BRIEF 1:
In the page on the Roy Jones Jr. vs. Éric Lucas fight, reproduce the passage that opens with the words containing "- Age: 27 years, 4" and closes with "super middleweight title.".
BRIEF 2:
According to the page on the Roy Jones Jr. vs. Éric Lucas fight, what purse did Éric Lucas receive?
BRIEF 3:
Take the page on the Roy Jones Jr. vs. Éric Lucas boxing match further, continuing it from its last sentence.

TEXT TO READ:
----------------------------------------

Basketball Jones?
- Date: June 15, 1996
- Venue: Jacksonville Coliseum, Jacksonville, Florida, U.S.
- Title(s) on the line: IBF Super Middleweight title

Tale of the tape
- Boxer: Roy Jones Jr. / Éric Lucas
- Nickname: Junior / Lucky
- Hometown: Pensacola, Florida, U.S. / Montreal, Quebec, Canada
- Purse: $1,500,000 / $100,000
- Pre-fight record: 31–0 (27 KO) / 19–2–2 (5 KO)
- Age: 27 years, 4 months / 25 years
- Height: 5 ft 11 in (180 cm) / 6 ft 0 in (183 cm)
- Weight: 166 lb (75 kg) / 166 lb (75 kg)
- Style: Orthodox / Orthodox
- Recognition: IBF Super Middleweight champion The Ring No. 2 ranked pound-for-pound fighter 2-division world champion / IBF No. 12 Ranked Super Middleweight

Result
- Jones wins via 11th-round corner retirement

= Roy Jones Jr. vs. Éric Lucas =

Roy Jones Jr. vs. Éric Lucas, billed as Basketball Jones?, was a professional boxing match contested on June 15, 1996, for the IBF super middleweight title.

----------------------------------------

ENTRIES SUPPLIED:
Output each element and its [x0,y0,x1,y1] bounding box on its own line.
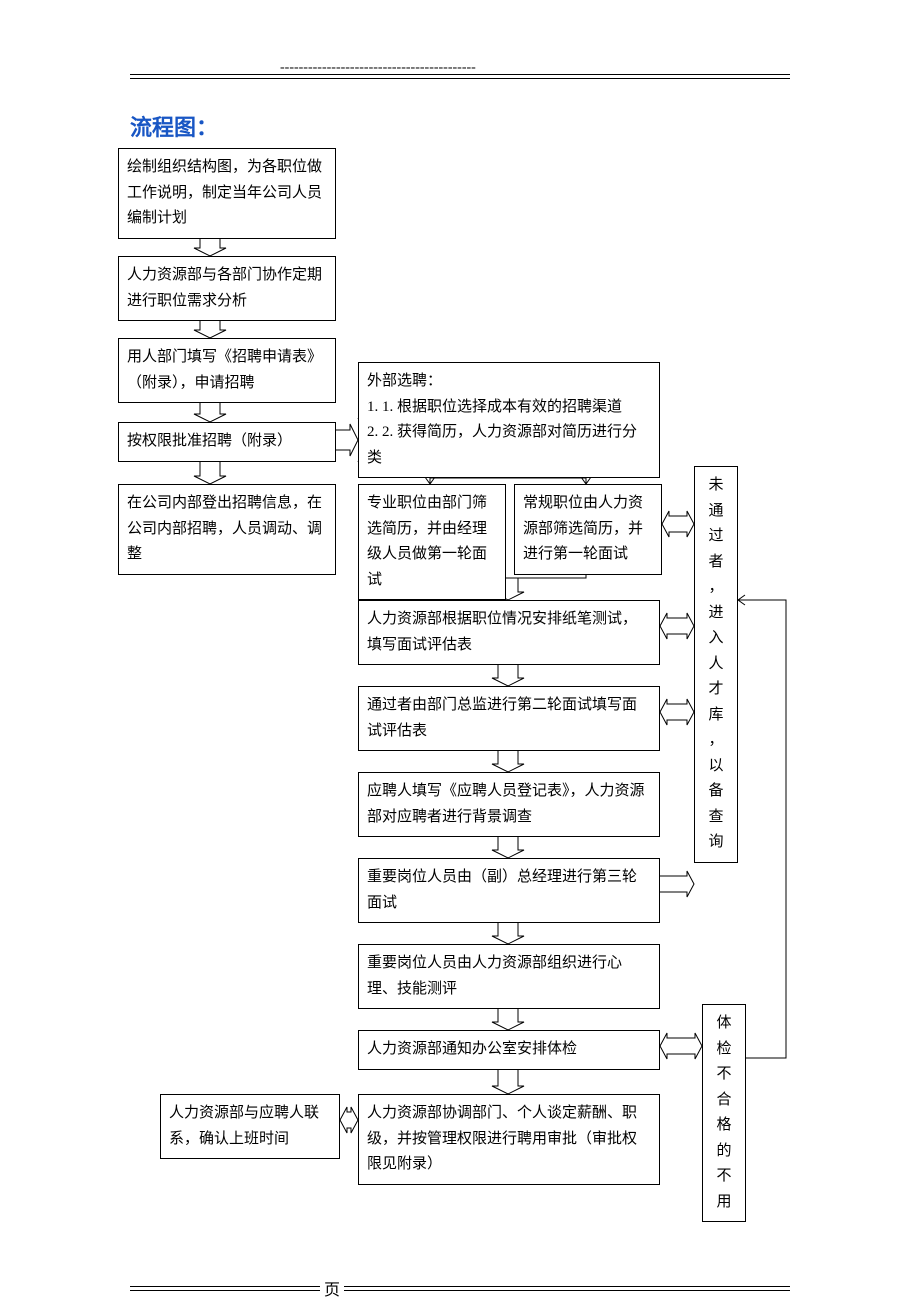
flow-node-n17: 人力资源部协调部门、个人谈定薪酬、职级，并按管理权限进行聘用审批（审批权限见附录… [358,1094,660,1185]
flow-node-n12: 应聘人填写《应聘人员登记表》，人力资源部对应聘者进行背景调查 [358,772,660,837]
flow-node-n10: 人力资源部根据职位情况安排纸笔测试，填写面试评估表 [358,600,660,665]
flow-node-n3: 用人部门填写《招聘申请表》（附录），申请招聘 [118,338,336,403]
flow-node-n16: 体检不合格的不用 [702,1004,746,1222]
flow-node-n4: 按权限批准招聘（附录） [118,422,336,462]
flow-node-n11: 通过者由部门总监进行第二轮面试填写面试评估表 [358,686,660,751]
flow-node-n1: 绘制组织结构图，为各职位做工作说明，制定当年公司人员编制计划 [118,148,336,239]
flow-node-n18: 人力资源部与应聘人联系，确认上班时间 [160,1094,340,1159]
flow-node-n15: 人力资源部通知办公室安排体检 [358,1030,660,1070]
flow-node-n5: 在公司内部登出招聘信息，在公司内部招聘，人员调动、调整 [118,484,336,575]
flow-node-n7: 专业职位由部门筛选简历，并由经理级人员做第一轮面试 [358,484,506,600]
footer-rule-1 [130,1286,790,1287]
footer-rule-2 [130,1290,790,1291]
flow-node-n2: 人力资源部与各部门协作定期进行职位需求分析 [118,256,336,321]
header-dashes: ----------------------------------------… [280,60,476,76]
flow-node-n9: 未通过者，进入人才库，以备查询 [694,466,738,863]
diagram-title: 流程图： [130,110,218,142]
page-root: ----------------------------------------… [0,0,920,1302]
flow-node-n8: 常规职位由人力资源部筛选简历，并进行第一轮面试 [514,484,662,575]
flow-node-n6: 外部选聘：1. 1. 根据职位选择成本有效的招聘渠道2. 2. 获得简历，人力资… [358,362,660,478]
flow-node-n13: 重要岗位人员由（副）总经理进行第三轮面试 [358,858,660,923]
header-rule-2 [130,78,790,79]
flow-node-n14: 重要岗位人员由人力资源部组织进行心理、技能测评 [358,944,660,1009]
page-number-label: 页 [320,1276,344,1300]
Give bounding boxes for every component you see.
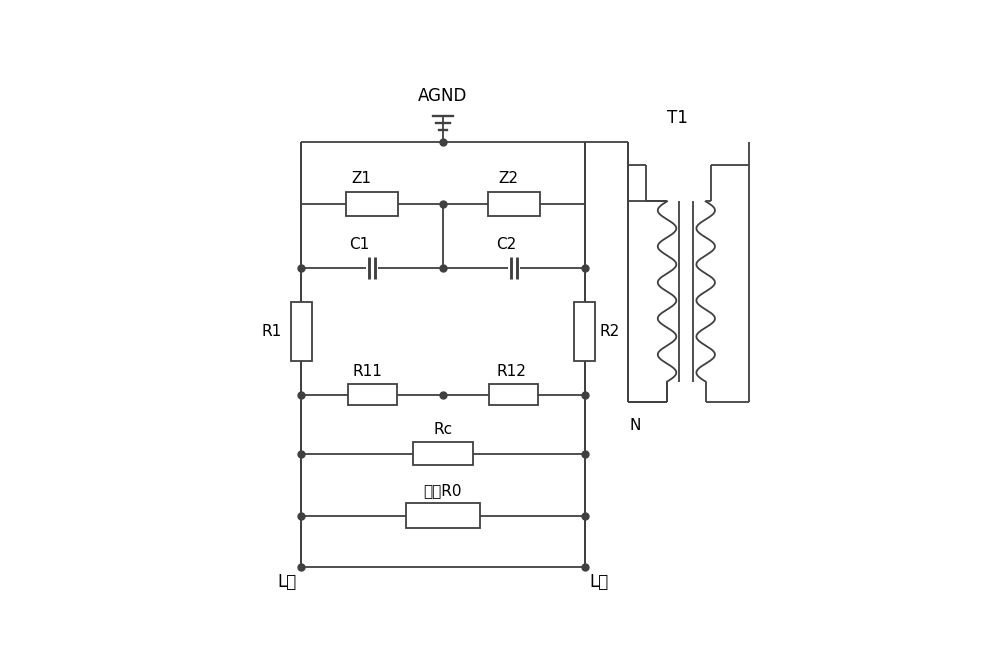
Text: R2: R2 <box>599 324 619 339</box>
Text: AGND: AGND <box>418 87 468 105</box>
Bar <box>574 302 595 361</box>
Text: N: N <box>630 417 641 433</box>
Bar <box>489 384 538 405</box>
Text: T1: T1 <box>667 108 688 126</box>
Bar <box>346 191 398 216</box>
Text: Z1: Z1 <box>352 171 372 187</box>
Bar <box>406 503 480 528</box>
Text: 锰铜R0: 锰铜R0 <box>424 483 462 498</box>
Bar <box>291 302 312 361</box>
Text: C2: C2 <box>496 237 516 252</box>
Bar <box>413 442 473 466</box>
Bar <box>348 384 397 405</box>
Text: C1: C1 <box>349 237 369 252</box>
Text: L出: L出 <box>590 573 609 591</box>
Text: L进: L进 <box>277 573 296 591</box>
Text: R12: R12 <box>496 363 526 379</box>
Text: Rc: Rc <box>433 422 453 437</box>
Text: Z2: Z2 <box>499 171 519 187</box>
Text: R11: R11 <box>352 363 382 379</box>
Text: R1: R1 <box>261 324 282 339</box>
Bar <box>488 191 540 216</box>
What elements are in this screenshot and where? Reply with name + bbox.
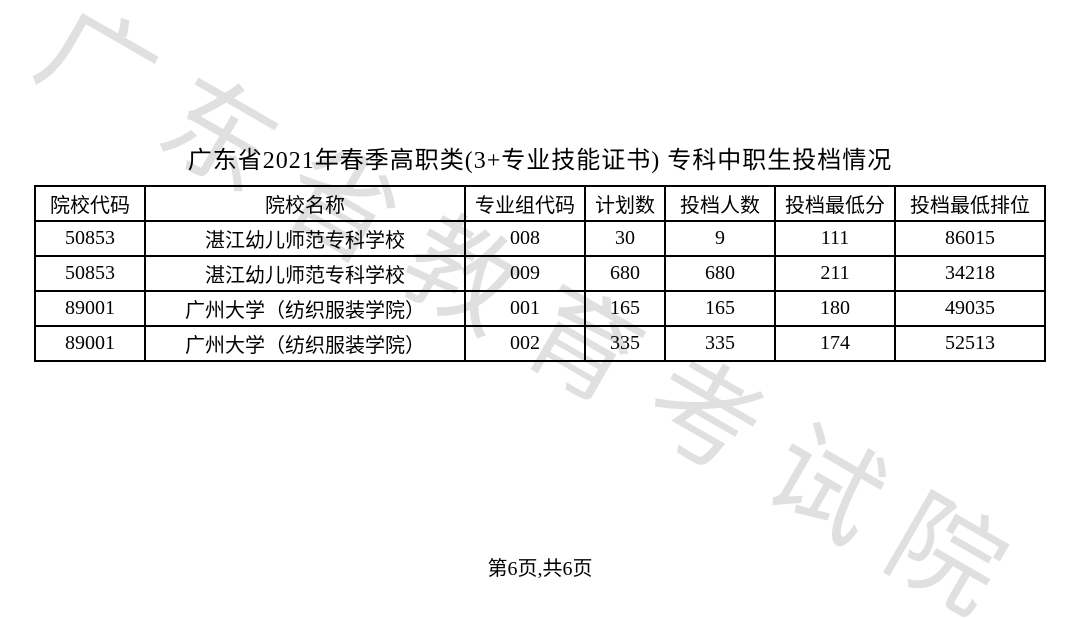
- cell: 9: [665, 221, 775, 256]
- cell: 30: [585, 221, 665, 256]
- col-header: 计划数: [585, 186, 665, 221]
- table-row: 50853 湛江幼儿师范专科学校 008 30 9 111 86015: [35, 221, 1045, 256]
- cell: 001: [465, 291, 585, 326]
- cell: 86015: [895, 221, 1045, 256]
- table-row: 89001 广州大学（纺织服装学院） 001 165 165 180 49035: [35, 291, 1045, 326]
- data-table: 院校代码 院校名称 专业组代码 计划数 投档人数 投档最低分 投档最低排位 50…: [34, 185, 1046, 362]
- cell: 002: [465, 326, 585, 361]
- table-header-row: 院校代码 院校名称 专业组代码 计划数 投档人数 投档最低分 投档最低排位: [35, 186, 1045, 221]
- cell: 680: [585, 256, 665, 291]
- cell: 680: [665, 256, 775, 291]
- cell: 211: [775, 256, 895, 291]
- cell: 008: [465, 221, 585, 256]
- cell: 009: [465, 256, 585, 291]
- table-row: 89001 广州大学（纺织服装学院） 002 335 335 174 52513: [35, 326, 1045, 361]
- cell: 111: [775, 221, 895, 256]
- cell: 广州大学（纺织服装学院）: [145, 326, 465, 361]
- cell: 广州大学（纺织服装学院）: [145, 291, 465, 326]
- col-header: 专业组代码: [465, 186, 585, 221]
- cell: 50853: [35, 221, 145, 256]
- col-header: 投档最低排位: [895, 186, 1045, 221]
- page-footer: 第6页,共6页: [0, 552, 1080, 581]
- cell: 165: [585, 291, 665, 326]
- col-header: 投档人数: [665, 186, 775, 221]
- cell: 180: [775, 291, 895, 326]
- cell: 335: [585, 326, 665, 361]
- page-title: 广东省2021年春季高职类(3+专业技能证书) 专科中职生投档情况: [0, 140, 1080, 175]
- cell: 52513: [895, 326, 1045, 361]
- cell: 49035: [895, 291, 1045, 326]
- col-header: 投档最低分: [775, 186, 895, 221]
- col-header: 院校名称: [145, 186, 465, 221]
- cell: 165: [665, 291, 775, 326]
- document-page: 广东省教育考试院 广东省2021年春季高职类(3+专业技能证书) 专科中职生投档…: [0, 0, 1080, 618]
- cell: 335: [665, 326, 775, 361]
- cell: 89001: [35, 326, 145, 361]
- cell: 50853: [35, 256, 145, 291]
- table-row: 50853 湛江幼儿师范专科学校 009 680 680 211 34218: [35, 256, 1045, 291]
- cell: 174: [775, 326, 895, 361]
- cell: 湛江幼儿师范专科学校: [145, 256, 465, 291]
- cell: 湛江幼儿师范专科学校: [145, 221, 465, 256]
- cell: 89001: [35, 291, 145, 326]
- cell: 34218: [895, 256, 1045, 291]
- col-header: 院校代码: [35, 186, 145, 221]
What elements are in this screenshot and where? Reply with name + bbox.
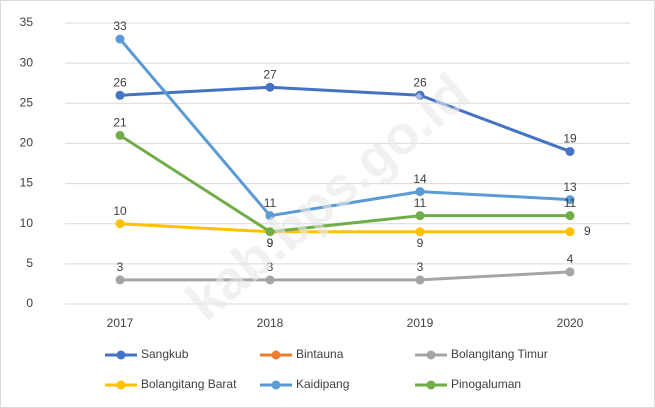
data-label: 13: [563, 180, 577, 194]
y-tick-label: 20: [20, 136, 34, 150]
legend-label: Bolangitang Barat: [141, 377, 237, 391]
point: [565, 267, 575, 277]
point: [415, 275, 425, 285]
x-tick-label: 2018: [257, 316, 284, 330]
legend: Sangkub Bintauna Bolangitang Timur Bolangit…: [105, 347, 548, 391]
y-tick-label: 15: [20, 176, 34, 190]
series-line: [119, 85, 571, 153]
point: [565, 227, 575, 237]
legend-label: Sangkub: [141, 347, 189, 361]
data-label: 4: [567, 252, 574, 266]
y-tick-label: 30: [20, 55, 34, 69]
series-line: [119, 222, 570, 234]
legend-marker: [271, 380, 281, 390]
point: [415, 187, 425, 197]
data-label: 33: [113, 19, 127, 33]
data-label: 3: [417, 260, 424, 274]
data-label: 11: [414, 196, 427, 210]
data-label: 26: [413, 75, 427, 89]
point: [115, 219, 125, 229]
y-tick-label: 35: [20, 15, 34, 29]
point: [115, 275, 125, 285]
data-label: 27: [263, 67, 277, 81]
point: [415, 227, 425, 237]
series-line: [120, 270, 571, 282]
data-label: 11: [264, 196, 277, 210]
data-label: 11: [564, 196, 577, 210]
data-label: 9: [267, 236, 274, 250]
legend-label: Bintauna: [296, 347, 344, 361]
data-label: 14: [413, 172, 427, 186]
data-label: 9: [267, 236, 274, 250]
point: [265, 211, 275, 221]
legend-marker: [271, 350, 281, 360]
point: [115, 34, 125, 44]
data-label: 21: [113, 116, 127, 130]
point: [565, 211, 575, 221]
data-label: 9: [584, 224, 591, 238]
series-line: [119, 134, 570, 234]
point: [115, 90, 125, 100]
legend-label: Bolangitang Timur: [451, 347, 548, 361]
series-line: [118, 38, 571, 218]
point: [115, 130, 125, 140]
legend-marker: [116, 380, 126, 390]
point: [565, 195, 575, 205]
grid: 0 5 10 15 20 25 30 35 2017 2018 2019 2020: [20, 15, 630, 330]
x-tick-label: 2017: [107, 316, 134, 330]
legend-marker: [116, 350, 126, 360]
x-tick-label: 2020: [557, 316, 584, 330]
point: [565, 146, 575, 156]
data-label: 3: [267, 260, 274, 274]
y-tick-label: 5: [26, 256, 33, 270]
legend-label: Kaidipang: [296, 377, 349, 391]
legend-label: Pinogaluman: [451, 377, 521, 391]
point: [265, 275, 275, 285]
point: [415, 90, 425, 100]
data-label: 9: [417, 236, 424, 250]
data-label: 19: [563, 132, 577, 146]
y-tick-label: 10: [20, 216, 34, 230]
point: [265, 227, 275, 237]
point: [265, 82, 275, 92]
legend-marker: [426, 380, 436, 390]
point: [415, 211, 425, 221]
legend-marker: [426, 350, 436, 360]
data-label: 10: [113, 204, 127, 218]
data-label: 3: [117, 260, 124, 274]
y-tick-label: 25: [20, 95, 34, 109]
data-label: 26: [113, 75, 127, 89]
y-tick-label: 0: [26, 296, 33, 310]
x-tick-label: 2019: [407, 316, 434, 330]
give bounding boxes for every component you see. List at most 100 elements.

----------------------------------------

EXERCISE OUTPUT 1:
- Age: 27 years, 4 months / 25 years
- Height: 5 ft 11 in (180 cm) / 6 ft 0 in (183 cm)
- Weight: 166 lb (75 kg) / 166 lb (75 kg)
- Style: Orthodox / Orthodox
- Recognition: IBF Super Middleweight champion The Ring No. 2 ranked pound-for-pound fighter 2-division world champion / IBF No. 12 Ranked Super Middleweight

Result
- Jones wins via 11th-round corner retirement

= Roy Jones Jr. vs. Éric Lucas =

Roy Jones Jr. vs. Éric Lucas, billed as Basketball Jones?, was a professional boxing match contested on June 15, 1996, for the IBF super middleweight title.

EXERCISE OUTPUT 2:
$100,000

EXERCISE OUTPUT 3:
==Background==
On May 14, 1996, reigning IBF super middleweight champion Roy Jones Jr.'s next title defense was announced to occur one month later against fringe contender Éric Lucas. However, this defense was no ordinary one for Jones, as it was also announced that Jones would first compete in a professional basketball game for the United States Basketball League's Jacksonville Barracudas, whom Jones played point guard for in addition to his boxing career, with Jones intent on becoming the first athlete to compete in two different sports professionally within a 24-hour day. Jones insisted that the act was not a publicity stunt nor did he intend to disrespect his opponent Lucas, stating "don't take what I'm doing as a stunt. I don't create stunts. I'm doing it because I want to try to do something different in life. I want boxing to have a better name. I'm trying to do my sport a favor and do myself a favor at the same time." Jones, then The Ring magazine's number-two ranked pound-for-pound fighter was an overwhelming favorite over Lucas, who was only the 12th-ranked super middleweight contender by the IBF, with odds reportedly 100 to 1 in Jones' favor.

Jones completed the first part of his two-sport doubleheader playing approximately 15 minutes and scoring five points on 2-4 shooting during a Barracudas victory over the Treasure City Tropics. Jones had been averaging just over four points and 21 minutes per game up to that point. The game ended at 4:08 PM, giving Jones just over 6 hours between sports, as his fight started at 10:39 PM. Jones told reporters after the game that he "felt good."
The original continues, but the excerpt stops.